§ **What is expected**: Make an exact copy of the lines, leaving the pictures out.
━━ Supplied entries ━━
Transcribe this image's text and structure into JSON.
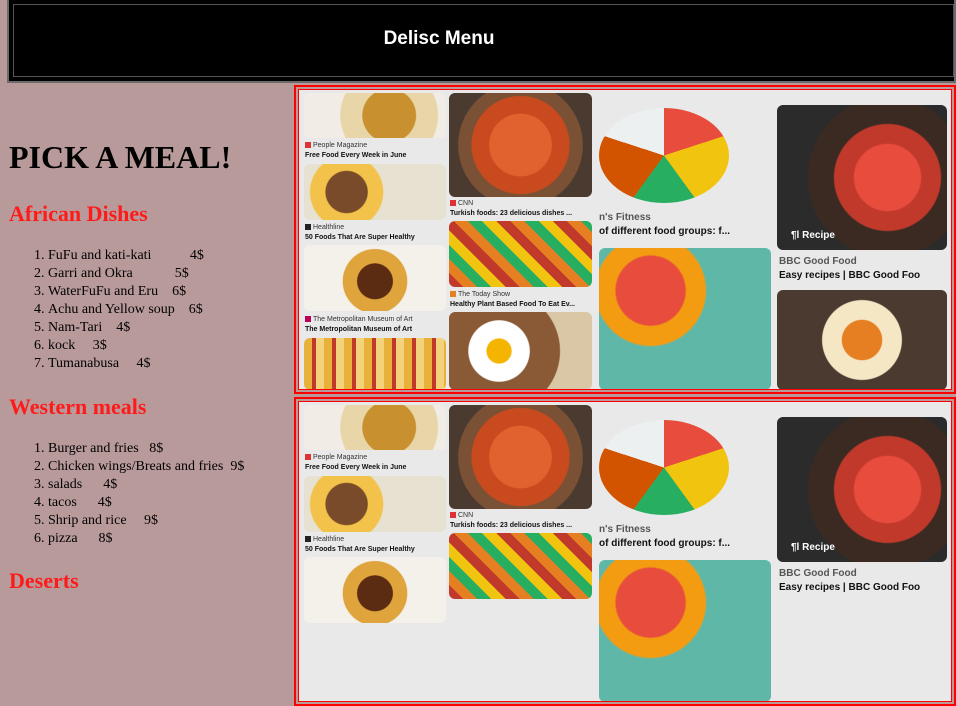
{
  "header": {
    "title": "Delisc Menu"
  },
  "menu": {
    "heading": "PICK A MEAL!",
    "sections": [
      {
        "title": "African Dishes",
        "items": [
          "FuFu and kati-kati           4$",
          "Garri and Okra            5$",
          "WaterFuFu and Eru    6$",
          "Achu and Yellow soup    6$",
          "Nam-Tari    4$",
          "kock     3$",
          "Tumanabusa     4$"
        ]
      },
      {
        "title": "Western meals",
        "items": [
          "Burger and fries   8$",
          "Chicken wings/Breats and fries  9$",
          "salads      4$",
          "tacos      4$",
          "Shrip and rice     9$",
          "pizza      8$"
        ]
      },
      {
        "title": "Deserts",
        "items": []
      }
    ]
  },
  "gallery": {
    "captions": {
      "people_source": "People Magazine",
      "people_desc": "Free Food Every Week in June",
      "cnn_source": "CNN",
      "cnn_desc": "Turkish foods: 23 delicious dishes ...",
      "healthline_source": "Healthline",
      "healthline_desc": "50 Foods That Are Super Healthy",
      "met_source": "The Metropolitan Museum of Art",
      "met_desc": "The Metropolitan Museum of Art",
      "today_source": "The Today Show",
      "today_desc": "Healthy Plant Based Food To Eat Ev...",
      "fitness_source": "n's Fitness",
      "fitness_desc": "of different food groups: f...",
      "bbc_source": "BBC Good Food",
      "bbc_desc": "Easy recipes | BBC Good Foo",
      "recipe_badge": "¶l Recipe"
    }
  },
  "colors": {
    "accent": "#ff1a1a",
    "background": "#b99a9a",
    "header": "#000000"
  }
}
━━━
§ **Correct answer**:
Transcribe this image's text and structure into JSON.
{
  "header": {
    "title": "Delisc Menu"
  },
  "menu": {
    "heading": "PICK A MEAL!",
    "sections": [
      {
        "title": "African Dishes",
        "items": [
          "FuFu and kati-kati           4$",
          "Garri and Okra            5$",
          "WaterFuFu and Eru    6$",
          "Achu and Yellow soup    6$",
          "Nam-Tari    4$",
          "kock     3$",
          "Tumanabusa     4$"
        ]
      },
      {
        "title": "Western meals",
        "items": [
          "Burger and fries   8$",
          "Chicken wings/Breats and fries  9$",
          "salads      4$",
          "tacos      4$",
          "Shrip and rice     9$",
          "pizza      8$"
        ]
      },
      {
        "title": "Deserts",
        "items": []
      }
    ]
  },
  "gallery": {
    "captions": {
      "people_source": "People Magazine",
      "people_desc": "Free Food Every Week in June",
      "cnn_source": "CNN",
      "cnn_desc": "Turkish foods: 23 delicious dishes ...",
      "healthline_source": "Healthline",
      "healthline_desc": "50 Foods That Are Super Healthy",
      "met_source": "The Metropolitan Museum of Art",
      "met_desc": "The Metropolitan Museum of Art",
      "today_source": "The Today Show",
      "today_desc": "Healthy Plant Based Food To Eat Ev...",
      "fitness_source": "n's Fitness",
      "fitness_desc": "of different food groups: f...",
      "bbc_source": "BBC Good Food",
      "bbc_desc": "Easy recipes | BBC Good Foo",
      "recipe_badge": "¶l Recipe"
    }
  },
  "colors": {
    "accent": "#ff1a1a",
    "background": "#b99a9a",
    "header": "#000000"
  }
}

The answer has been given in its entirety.